# Task to complete
Type out all the records word for word. Any pictures are to be left out.

* Begin Raw records *

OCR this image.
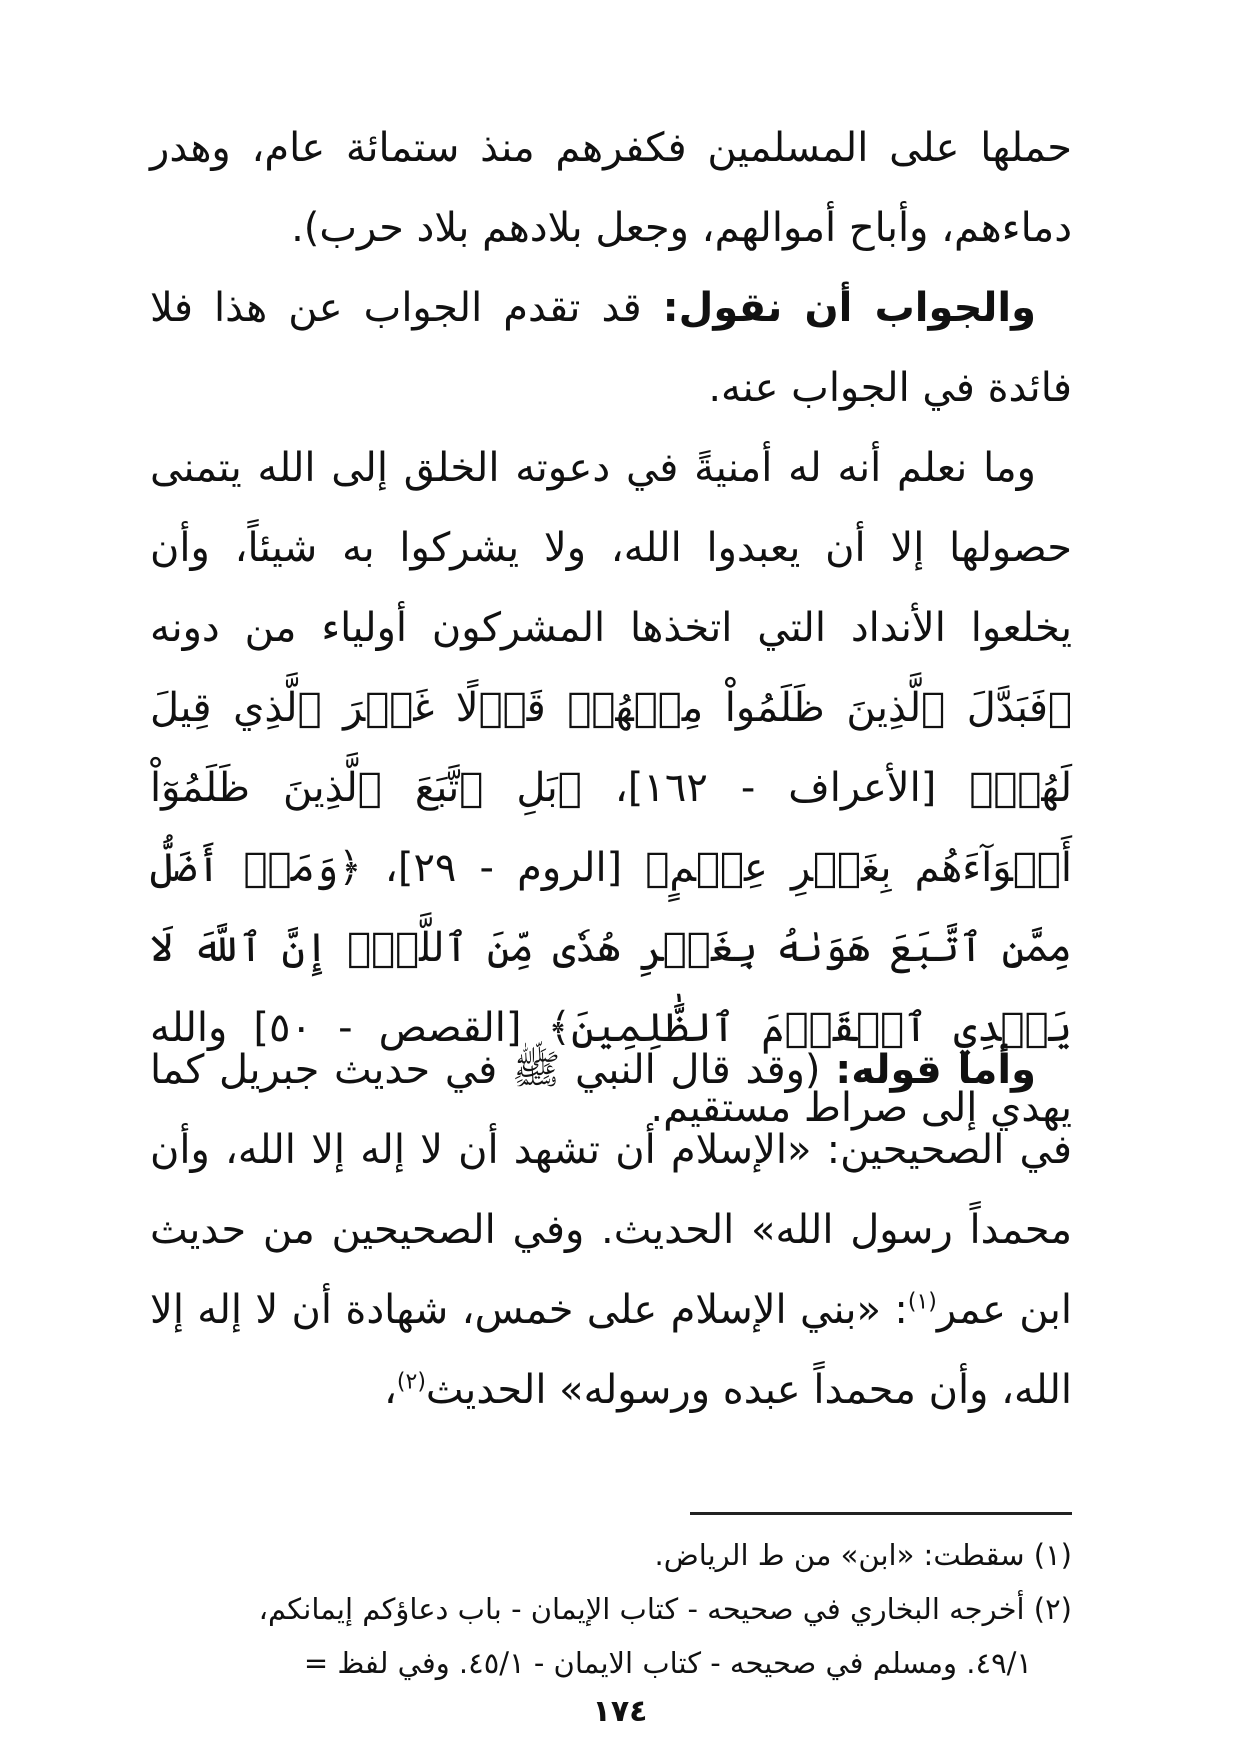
حملها على المسلمين فكفرهم منذ ستمائة عام، وهدر دماءهم، وأباح أموالهم، وجعل بلادهم بلاد حرب).

والجواب أن نقول: قد تقدم الجواب عن هذا فلا فائدة في الجواب عنه.

وما نعلم أنه له أمنيةً في دعوته الخلق إلى الله يتمنى حصولها إلا أن يعبدوا الله، ولا يشركوا به شيئاً، وأن يخلعوا الأنداد التي اتخذها المشركون أولياء من دونه ﴿فَبَدَّلَ ٱلَّذِينَ ظَلَمُواْ مِنۡهُمۡ قَوۡلًا غَيۡرَ ٱلَّذِي قِيلَ لَهُمۡ﴾ [الأعراف - ١٦٢]، ﴿بَلِ ٱتَّبَعَ ٱلَّذِينَ ظَلَمُوٓاْ أَهۡوَآءَهُم بِغَيۡرِ عِلۡمٍ﴾ [الروم - ٢٩]، ﴿وَمَنۡ أَضَلُّ مِمَّنِ ٱتَّبَعَ هَوَىٰهُ بِغَيۡرِ هُدٗى مِّنَ ٱللَّهِۚ إِنَّ ٱللَّهَ لَا يَهۡدِي ٱلۡقَوۡمَ ٱلظَّٰلِمِينَ﴾ [القصص - ٥٠] والله يهدي إلى صراط مستقيم.

وأما قوله: (وقد قال النبي ﷺ في حديث جبريل كما في الصحيحين: «الإسلام أن تشهد أن لا إله إلا الله، وأن محمداً رسول الله» الحديث. وفي الصحيحين من حديث ابن عمر$^{(١)}$: «بني الإسلام على خمس، شهادة أن لا إله إلا الله، وأن محمداً عبده ورسوله» الحديث$^{(٢)}$،

(١) سقطت: «ابن» من ط الرياض.

(٢) أخرجه البخاري في صحيحه - كتاب الإيمان - باب دعاؤكم إيمانكم،

٤٩/١. ومسلم في صحيحه - كتاب الايمان - ٤٥/١. وفي لفظ =

١٧٤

* End Raw records *

# Output of the task
OCR this image.
حملها على المسلمين فكفرهم منذ ستمائة عام، وهدر دماءهم، وأباح أموالهم، وجعل بلادهم بلاد حرب).

والجواب أن نقول: قد تقدم الجواب عن هذا فلا فائدة في الجواب عنه.

وما نعلم أنه له أمنيةً في دعوته الخلق إلى الله يتمنى حصولها إلا أن يعبدوا الله، ولا يشركوا به شيئاً، وأن يخلعوا الأنداد التي اتخذها المشركون أولياء من دونه ﴿فَبَدَّلَ ٱلَّذِينَ ظَلَمُواْ مِنۡهُمۡ قَوۡلًا غَيۡرَ ٱلَّذِي قِيلَ لَهُمۡ﴾ [الأعراف - ١٦٢]، ﴿بَلِ ٱتَّبَعَ ٱلَّذِينَ ظَلَمُوٓاْ أَهۡوَآءَهُم بِغَيۡرِ عِلۡمٍ﴾ [الروم - ٢٩]، ﴿وَمَنۡ أَضَلُّ مِمَّنِ ٱتَّبَعَ هَوَىٰهُ بِغَيۡرِ هُدٗى مِّنَ ٱللَّهِۚ إِنَّ ٱللَّهَ لَا يَهۡدِي ٱلۡقَوۡمَ ٱلظَّٰلِمِينَ﴾ [القصص - ٥٠] والله يهدي إلى صراط مستقيم.

وأما قوله: (وقد قال النبي ﷺ في حديث جبريل كما في الصحيحين: «الإسلام أن تشهد أن لا إله إلا الله، وأن محمداً رسول الله» الحديث. وفي الصحيحين من حديث ابن عمر$^{(١)}$: «بني الإسلام على خمس، شهادة أن لا إله إلا الله، وأن محمداً عبده ورسوله» الحديث$^{(٢)}$،

(١) سقطت: «ابن» من ط الرياض.

(٢) أخرجه البخاري في صحيحه - كتاب الإيمان - باب دعاؤكم إيمانكم،

٤٩/١. ومسلم في صحيحه - كتاب الايمان - ٤٥/١. وفي لفظ =

١٧٤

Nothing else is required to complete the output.